* [Records provided]:
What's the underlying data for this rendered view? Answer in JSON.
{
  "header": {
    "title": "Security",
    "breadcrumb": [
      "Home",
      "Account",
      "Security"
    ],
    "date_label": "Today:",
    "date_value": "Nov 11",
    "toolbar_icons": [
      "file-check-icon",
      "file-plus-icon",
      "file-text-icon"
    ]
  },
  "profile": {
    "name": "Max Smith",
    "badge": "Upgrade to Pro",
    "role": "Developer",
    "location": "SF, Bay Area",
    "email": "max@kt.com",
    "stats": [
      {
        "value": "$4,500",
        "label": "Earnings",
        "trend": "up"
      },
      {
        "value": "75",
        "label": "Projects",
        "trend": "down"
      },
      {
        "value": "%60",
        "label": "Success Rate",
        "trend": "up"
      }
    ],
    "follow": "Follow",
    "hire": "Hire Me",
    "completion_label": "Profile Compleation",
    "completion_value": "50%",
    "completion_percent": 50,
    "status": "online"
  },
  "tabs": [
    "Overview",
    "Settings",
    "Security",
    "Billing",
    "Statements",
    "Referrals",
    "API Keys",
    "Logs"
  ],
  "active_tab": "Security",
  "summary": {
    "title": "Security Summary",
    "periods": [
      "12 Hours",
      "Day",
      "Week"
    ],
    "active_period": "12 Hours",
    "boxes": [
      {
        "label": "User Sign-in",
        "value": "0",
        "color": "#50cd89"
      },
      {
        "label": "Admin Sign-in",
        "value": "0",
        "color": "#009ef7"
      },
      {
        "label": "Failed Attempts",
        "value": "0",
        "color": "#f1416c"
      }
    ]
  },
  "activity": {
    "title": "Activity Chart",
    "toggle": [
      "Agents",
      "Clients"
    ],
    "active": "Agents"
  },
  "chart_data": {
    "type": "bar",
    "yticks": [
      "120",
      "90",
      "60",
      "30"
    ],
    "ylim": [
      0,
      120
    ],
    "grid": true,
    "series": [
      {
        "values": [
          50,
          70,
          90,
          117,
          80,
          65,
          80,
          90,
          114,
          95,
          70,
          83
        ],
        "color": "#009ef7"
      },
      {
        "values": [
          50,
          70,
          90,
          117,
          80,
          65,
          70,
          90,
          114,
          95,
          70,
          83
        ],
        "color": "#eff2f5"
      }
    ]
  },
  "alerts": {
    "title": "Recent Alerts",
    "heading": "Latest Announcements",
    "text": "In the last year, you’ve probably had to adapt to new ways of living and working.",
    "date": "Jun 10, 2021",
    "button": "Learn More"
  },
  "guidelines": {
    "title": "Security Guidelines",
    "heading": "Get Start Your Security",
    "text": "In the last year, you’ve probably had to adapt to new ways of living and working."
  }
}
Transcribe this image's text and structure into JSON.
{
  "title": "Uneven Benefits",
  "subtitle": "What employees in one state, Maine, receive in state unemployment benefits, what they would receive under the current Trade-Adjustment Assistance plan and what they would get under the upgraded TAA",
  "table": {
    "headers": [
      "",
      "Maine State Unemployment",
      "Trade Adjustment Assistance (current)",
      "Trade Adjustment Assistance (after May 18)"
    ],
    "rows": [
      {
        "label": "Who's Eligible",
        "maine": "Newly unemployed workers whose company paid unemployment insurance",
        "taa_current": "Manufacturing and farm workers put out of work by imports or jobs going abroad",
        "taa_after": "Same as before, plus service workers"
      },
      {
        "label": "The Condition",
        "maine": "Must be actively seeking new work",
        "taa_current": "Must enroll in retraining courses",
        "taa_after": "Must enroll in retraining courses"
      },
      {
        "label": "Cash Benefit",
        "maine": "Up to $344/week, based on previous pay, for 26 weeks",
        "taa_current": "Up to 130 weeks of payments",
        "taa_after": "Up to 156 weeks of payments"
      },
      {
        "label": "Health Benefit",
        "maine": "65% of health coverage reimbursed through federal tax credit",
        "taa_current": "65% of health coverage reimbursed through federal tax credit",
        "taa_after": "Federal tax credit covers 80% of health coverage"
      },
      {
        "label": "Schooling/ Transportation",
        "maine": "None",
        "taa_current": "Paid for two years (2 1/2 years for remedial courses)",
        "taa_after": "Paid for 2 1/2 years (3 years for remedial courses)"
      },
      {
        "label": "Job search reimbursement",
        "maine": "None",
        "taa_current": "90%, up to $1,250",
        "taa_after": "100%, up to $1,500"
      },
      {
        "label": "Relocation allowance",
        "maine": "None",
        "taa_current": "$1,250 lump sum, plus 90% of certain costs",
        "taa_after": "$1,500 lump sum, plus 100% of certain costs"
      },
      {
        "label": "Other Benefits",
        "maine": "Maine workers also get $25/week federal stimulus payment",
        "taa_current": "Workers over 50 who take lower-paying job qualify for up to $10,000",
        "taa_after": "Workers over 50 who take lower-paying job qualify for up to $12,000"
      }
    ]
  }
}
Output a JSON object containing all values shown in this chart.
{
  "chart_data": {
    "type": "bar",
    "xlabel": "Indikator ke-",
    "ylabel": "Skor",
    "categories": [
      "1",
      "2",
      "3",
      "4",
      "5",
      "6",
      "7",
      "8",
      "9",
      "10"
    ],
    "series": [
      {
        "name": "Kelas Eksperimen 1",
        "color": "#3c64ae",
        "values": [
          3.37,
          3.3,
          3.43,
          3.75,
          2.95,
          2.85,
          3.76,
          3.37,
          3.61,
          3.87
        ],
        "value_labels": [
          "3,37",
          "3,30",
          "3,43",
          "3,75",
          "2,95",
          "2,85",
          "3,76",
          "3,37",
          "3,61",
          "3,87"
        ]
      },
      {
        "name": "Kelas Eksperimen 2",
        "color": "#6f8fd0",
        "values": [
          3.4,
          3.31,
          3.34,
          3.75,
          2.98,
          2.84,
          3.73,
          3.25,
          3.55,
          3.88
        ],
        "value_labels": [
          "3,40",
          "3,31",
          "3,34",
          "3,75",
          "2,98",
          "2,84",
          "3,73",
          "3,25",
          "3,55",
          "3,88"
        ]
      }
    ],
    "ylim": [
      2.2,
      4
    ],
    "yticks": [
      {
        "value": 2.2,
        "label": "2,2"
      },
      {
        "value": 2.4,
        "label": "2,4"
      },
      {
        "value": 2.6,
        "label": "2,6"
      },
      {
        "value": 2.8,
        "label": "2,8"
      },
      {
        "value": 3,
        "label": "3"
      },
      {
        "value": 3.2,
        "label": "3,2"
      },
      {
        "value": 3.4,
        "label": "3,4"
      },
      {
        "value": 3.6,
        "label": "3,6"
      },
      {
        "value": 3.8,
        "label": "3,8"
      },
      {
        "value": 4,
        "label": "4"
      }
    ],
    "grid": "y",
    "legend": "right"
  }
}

* [Your instructions]: Each line of the material must be restated exactly.

* [Result]:
What's the underlying data for this rendered view? Answer in JSON.
{
  "header": {
    "title": "Security",
    "breadcrumb": [
      "Home",
      "Account",
      "Security"
    ],
    "date_label": "Today:",
    "date_value": "Nov 11",
    "toolbar_icons": [
      "file-check-icon",
      "file-plus-icon",
      "file-text-icon"
    ]
  },
  "profile": {
    "name": "Max Smith",
    "badge": "Upgrade to Pro",
    "role": "Developer",
    "location": "SF, Bay Area",
    "email": "max@kt.com",
    "stats": [
      {
        "value": "$4,500",
        "label": "Earnings",
        "trend": "up"
      },
      {
        "value": "75",
        "label": "Projects",
        "trend": "down"
      },
      {
        "value": "%60",
        "label": "Success Rate",
        "trend": "up"
      }
    ],
    "follow": "Follow",
    "hire": "Hire Me",
    "completion_label": "Profile Compleation",
    "completion_value": "50%",
    "completion_percent": 50,
    "status": "online"
  },
  "tabs": [
    "Overview",
    "Settings",
    "Security",
    "Billing",
    "Statements",
    "Referrals",
    "API Keys",
    "Logs"
  ],
  "active_tab": "Security",
  "summary": {
    "title": "Security Summary",
    "periods": [
      "12 Hours",
      "Day",
      "Week"
    ],
    "active_period": "12 Hours",
    "boxes": [
      {
        "label": "User Sign-in",
        "value": "0",
        "color": "#50cd89"
      },
      {
        "label": "Admin Sign-in",
        "value": "0",
        "color": "#009ef7"
      },
      {
        "label": "Failed Attempts",
        "value": "0",
        "color": "#f1416c"
      }
    ]
  },
  "activity": {
    "title": "Activity Chart",
    "toggle": [
      "Agents",
      "Clients"
    ],
    "active": "Agents"
  },
  "chart_data": {
    "type": "bar",
    "yticks": [
      "120",
      "90",
      "60",
      "30"
    ],
    "ylim": [
      0,
      120
    ],
    "grid": true,
    "series": [
      {
        "values": [
          50,
          70,
          90,
          117,
          80,
          65,
          80,
          90,
          114,
          95,
          70,
          83
        ],
        "color": "#009ef7"
      },
      {
        "values": [
          50,
          70,
          90,
          117,
          80,
          65,
          70,
          90,
          114,
          95,
          70,
          83
        ],
        "color": "#eff2f5"
      }
    ]
  },
  "alerts": {
    "title": "Recent Alerts",
    "heading": "Latest Announcements",
    "text": "In the last year, you’ve probably had to adapt to new ways of living and working.",
    "date": "Jun 10, 2021",
    "button": "Learn More"
  },
  "guidelines": {
    "title": "Security Guidelines",
    "heading": "Get Start Your Security",
    "text": "In the last year, you’ve probably had to adapt to new ways of living and working."
  }
}
Transcribe this image's text and structure into JSON.
{
  "title": "Uneven Benefits",
  "subtitle": "What employees in one state, Maine, receive in state unemployment benefits, what they would receive under the current Trade-Adjustment Assistance plan and what they would get under the upgraded TAA",
  "table": {
    "headers": [
      "",
      "Maine State Unemployment",
      "Trade Adjustment Assistance (current)",
      "Trade Adjustment Assistance (after May 18)"
    ],
    "rows": [
      {
        "label": "Who's Eligible",
        "maine": "Newly unemployed workers whose company paid unemployment insurance",
        "taa_current": "Manufacturing and farm workers put out of work by imports or jobs going abroad",
        "taa_after": "Same as before, plus service workers"
      },
      {
        "label": "The Condition",
        "maine": "Must be actively seeking new work",
        "taa_current": "Must enroll in retraining courses",
        "taa_after": "Must enroll in retraining courses"
      },
      {
        "label": "Cash Benefit",
        "maine": "Up to $344/week, based on previous pay, for 26 weeks",
        "taa_current": "Up to 130 weeks of payments",
        "taa_after": "Up to 156 weeks of payments"
      },
      {
        "label": "Health Benefit",
        "maine": "65% of health coverage reimbursed through federal tax credit",
        "taa_current": "65% of health coverage reimbursed through federal tax credit",
        "taa_after": "Federal tax credit covers 80% of health coverage"
      },
      {
        "label": "Schooling/ Transportation",
        "maine": "None",
        "taa_current": "Paid for two years (2 1/2 years for remedial courses)",
        "taa_after": "Paid for 2 1/2 years (3 years for remedial courses)"
      },
      {
        "label": "Job search reimbursement",
        "maine": "None",
        "taa_current": "90%, up to $1,250",
        "taa_after": "100%, up to $1,500"
      },
      {
        "label": "Relocation allowance",
        "maine": "None",
        "taa_current": "$1,250 lump sum, plus 90% of certain costs",
        "taa_after": "$1,500 lump sum, plus 100% of certain costs"
      },
      {
        "label": "Other Benefits",
        "maine": "Maine workers also get $25/week federal stimulus payment",
        "taa_current": "Workers over 50 who take lower-paying job qualify for up to $10,000",
        "taa_after": "Workers over 50 who take lower-paying job qualify for up to $12,000"
      }
    ]
  }
}
Output a JSON object containing all values shown in this chart.
{
  "chart_data": {
    "type": "bar",
    "xlabel": "Indikator ke-",
    "ylabel": "Skor",
    "categories": [
      "1",
      "2",
      "3",
      "4",
      "5",
      "6",
      "7",
      "8",
      "9",
      "10"
    ],
    "series": [
      {
        "name": "Kelas Eksperimen 1",
        "color": "#3c64ae",
        "values": [
          3.37,
          3.3,
          3.43,
          3.75,
          2.95,
          2.85,
          3.76,
          3.37,
          3.61,
          3.87
        ],
        "value_labels": [
          "3,37",
          "3,30",
          "3,43",
          "3,75",
          "2,95",
          "2,85",
          "3,76",
          "3,37",
          "3,61",
          "3,87"
        ]
      },
      {
        "name": "Kelas Eksperimen 2",
        "color": "#6f8fd0",
        "values": [
          3.4,
          3.31,
          3.34,
          3.75,
          2.98,
          2.84,
          3.73,
          3.25,
          3.55,
          3.88
        ],
        "value_labels": [
          "3,40",
          "3,31",
          "3,34",
          "3,75",
          "2,98",
          "2,84",
          "3,73",
          "3,25",
          "3,55",
          "3,88"
        ]
      }
    ],
    "ylim": [
      2.2,
      4
    ],
    "yticks": [
      {
        "value": 2.2,
        "label": "2,2"
      },
      {
        "value": 2.4,
        "label": "2,4"
      },
      {
        "value": 2.6,
        "label": "2,6"
      },
      {
        "value": 2.8,
        "label": "2,8"
      },
      {
        "value": 3,
        "label": "3"
      },
      {
        "value": 3.2,
        "label": "3,2"
      },
      {
        "value": 3.4,
        "label": "3,4"
      },
      {
        "value": 3.6,
        "label": "3,6"
      },
      {
        "value": 3.8,
        "label": "3,8"
      },
      {
        "value": 4,
        "label": "4"
      }
    ],
    "grid": "y",
    "legend": "right"
  }
}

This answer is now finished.